WRITTEN REQUEST: Write out every single entry exactly.

RECORDS PROVIDED:
::::

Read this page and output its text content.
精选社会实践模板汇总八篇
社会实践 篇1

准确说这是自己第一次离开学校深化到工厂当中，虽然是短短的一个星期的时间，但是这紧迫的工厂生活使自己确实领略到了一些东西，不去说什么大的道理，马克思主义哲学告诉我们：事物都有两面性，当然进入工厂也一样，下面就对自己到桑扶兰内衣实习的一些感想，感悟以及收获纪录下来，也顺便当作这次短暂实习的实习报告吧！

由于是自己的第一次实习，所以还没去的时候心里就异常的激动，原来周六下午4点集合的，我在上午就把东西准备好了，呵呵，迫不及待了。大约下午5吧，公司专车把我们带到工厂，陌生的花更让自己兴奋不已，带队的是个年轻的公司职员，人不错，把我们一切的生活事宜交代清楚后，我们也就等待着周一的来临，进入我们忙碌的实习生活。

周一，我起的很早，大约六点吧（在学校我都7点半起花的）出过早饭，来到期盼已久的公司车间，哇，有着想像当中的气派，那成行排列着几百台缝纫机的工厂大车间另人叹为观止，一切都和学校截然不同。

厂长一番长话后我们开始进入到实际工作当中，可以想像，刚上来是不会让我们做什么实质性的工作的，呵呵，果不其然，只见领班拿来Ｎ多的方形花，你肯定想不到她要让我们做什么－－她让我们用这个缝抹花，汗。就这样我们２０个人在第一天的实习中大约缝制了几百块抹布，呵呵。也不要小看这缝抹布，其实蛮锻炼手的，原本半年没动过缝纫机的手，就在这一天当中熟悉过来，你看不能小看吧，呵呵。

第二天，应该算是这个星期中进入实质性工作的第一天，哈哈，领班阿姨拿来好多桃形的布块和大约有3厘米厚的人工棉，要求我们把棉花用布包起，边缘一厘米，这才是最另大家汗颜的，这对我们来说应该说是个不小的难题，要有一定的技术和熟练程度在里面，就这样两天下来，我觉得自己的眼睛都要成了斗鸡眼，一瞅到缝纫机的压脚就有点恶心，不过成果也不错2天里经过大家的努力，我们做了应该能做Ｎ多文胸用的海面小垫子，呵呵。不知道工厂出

::::

COMPLETED EXERCISE:
Read this page and output its text content.
精选社会实践模板汇总八篇
社会实践 篇1

准确说这是自己第一次离开学校深化到工厂当中，虽然是短短的一个星期的时间，但是这紧迫的工厂生活使自己确实领略到了一些东西，不去说什么大的道理，马克思主义哲学告诉我们：事物都有两面性，当然进入工厂也一样，下面就对自己到桑扶兰内衣实习的一些感想，感悟以及收获纪录下来，也顺便当作这次短暂实习的实习报告吧！

由于是自己的第一次实习，所以还没去的时候心里就异常的激动，原来周六下午4点集合的，我在上午就把东西准备好了，呵呵，迫不及待了。大约下午5吧，公司专车把我们带到工厂，陌生的花更让自己兴奋不已，带队的是个年轻的公司职员，人不错，把我们一切的生活事宜交代清楚后，我们也就等待着周一的来临，进入我们忙碌的实习生活。

周一，我起的很早，大约六点吧（在学校我都7点半起花的）出过早饭，来到期盼已久的公司车间，哇，有着想像当中的气派，那成行排列着几百台缝纫机的工厂大车间另人叹为观止，一切都和学校截然不同。

厂长一番长话后我们开始进入到实际工作当中，可以想像，刚上来是不会让我们做什么实质性的工作的，呵呵，果不其然，只见领班拿来Ｎ多的方形花，你肯定想不到她要让我们做什么－－她让我们用这个缝抹花，汗。就这样我们２０个人在第一天的实习中大约缝制了几百块抹布，呵呵。也不要小看这缝抹布，其实蛮锻炼手的，原本半年没动过缝纫机的手，就在这一天当中熟悉过来，你看不能小看吧，呵呵。

第二天，应该算是这个星期中进入实质性工作的第一天，哈哈，领班阿姨拿来好多桃形的布块和大约有3厘米厚的人工棉，要求我们把棉花用布包起，边缘一厘米，这才是最另大家汗颜的，这对我们来说应该说是个不小的难题，要有一定的技术和熟练程度在里面，就这样两天下来，我觉得自己的眼睛都要成了斗鸡眼，一瞅到缝纫机的压脚就有点恶心，不过成果也不错2天里经过大家的努力，我们做了应该能做Ｎ多文胸用的海面小垫子，呵呵。不知道工厂出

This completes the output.